**STATED GOAL:** Return the material exactly as supplied, apart from the pictures, which are omitted.

————

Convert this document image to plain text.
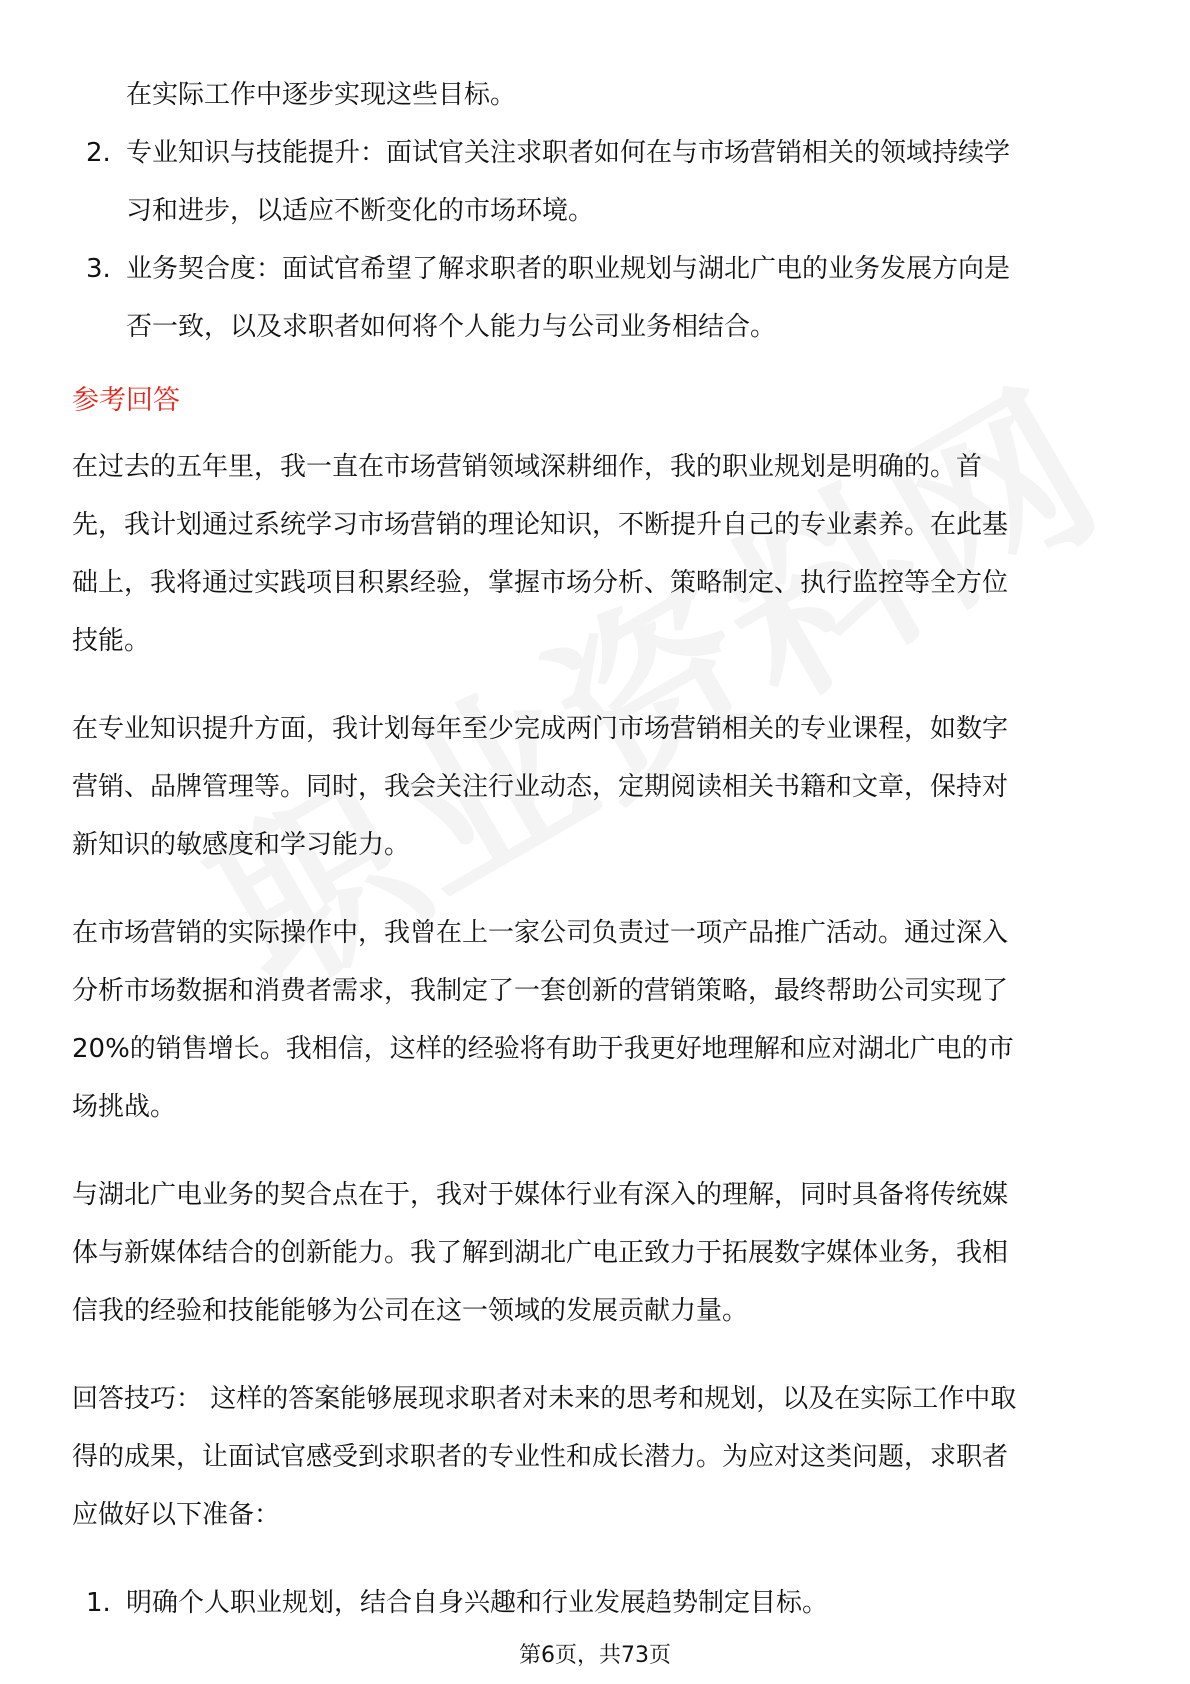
在实际工作中逐步实现这些目标。
2. 专业知识与技能提升：面试官关注求职者如何在与市场营销相关的领域持续学
习和进步，以适应不断变化的市场环境。
3. 业务契合度：面试官希望了解求职者的职业规划与湖北广电的业务发展方向是
否一致，以及求职者如何将个人能力与公司业务相结合。
参考回答
在过去的五年里，我一直在市场营销领域深耕细作，我的职业规划是明确的。首
先，我计划通过系统学习市场营销的理论知识，不断提升自己的专业素养。在此基
础上，我将通过实践项目积累经验，掌握市场分析、策略制定、执行监控等全方位
技能。
在专业知识提升方面，我计划每年至少完成两门市场营销相关的专业课程，如数字
营销、品牌管理等。同时，我会关注行业动态，定期阅读相关书籍和文章，保持对
新知识的敏感度和学习能力。
在市场营销的实际操作中，我曾在上一家公司负责过一项产品推广活动。通过深入
分析市场数据和消费者需求，我制定了一套创新的营销策略，最终帮助公司实现了
20%的销售增长。我相信，这样的经验将有助于我更好地理解和应对湖北广电的市
场挑战。
与湖北广电业务的契合点在于，我对于媒体行业有深入的理解，同时具备将传统媒
体与新媒体结合的创新能力。我了解到湖北广电正致力于拓展数字媒体业务，我相
信我的经验和技能能够为公司在这一领域的发展贡献力量。
回答技巧： 这样的答案能够展现求职者对未来的思考和规划，以及在实际工作中取
得的成果，让面试官感受到求职者的专业性和成长潜力。为应对这类问题，求职者
应做好以下准备：
1. 明确个人职业规划，结合自身兴趣和行业发展趋势制定目标。
第6页，共73页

————

**THE OUTPUT:**
Convert this document image to plain text.
在实际工作中逐步实现这些目标。
2. 专业知识与技能提升：面试官关注求职者如何在与市场营销相关的领域持续学
习和进步，以适应不断变化的市场环境。
3. 业务契合度：面试官希望了解求职者的职业规划与湖北广电的业务发展方向是
否一致，以及求职者如何将个人能力与公司业务相结合。
参考回答
在过去的五年里，我一直在市场营销领域深耕细作，我的职业规划是明确的。首
先，我计划通过系统学习市场营销的理论知识，不断提升自己的专业素养。在此基
础上，我将通过实践项目积累经验，掌握市场分析、策略制定、执行监控等全方位
技能。
在专业知识提升方面，我计划每年至少完成两门市场营销相关的专业课程，如数字
营销、品牌管理等。同时，我会关注行业动态，定期阅读相关书籍和文章，保持对
新知识的敏感度和学习能力。
在市场营销的实际操作中，我曾在上一家公司负责过一项产品推广活动。通过深入
分析市场数据和消费者需求，我制定了一套创新的营销策略，最终帮助公司实现了
20%的销售增长。我相信，这样的经验将有助于我更好地理解和应对湖北广电的市
场挑战。
与湖北广电业务的契合点在于，我对于媒体行业有深入的理解，同时具备将传统媒
体与新媒体结合的创新能力。我了解到湖北广电正致力于拓展数字媒体业务，我相
信我的经验和技能能够为公司在这一领域的发展贡献力量。
回答技巧： 这样的答案能够展现求职者对未来的思考和规划，以及在实际工作中取
得的成果，让面试官感受到求职者的专业性和成长潜力。为应对这类问题，求职者
应做好以下准备：
1. 明确个人职业规划，结合自身兴趣和行业发展趋势制定目标。
第6页，共73页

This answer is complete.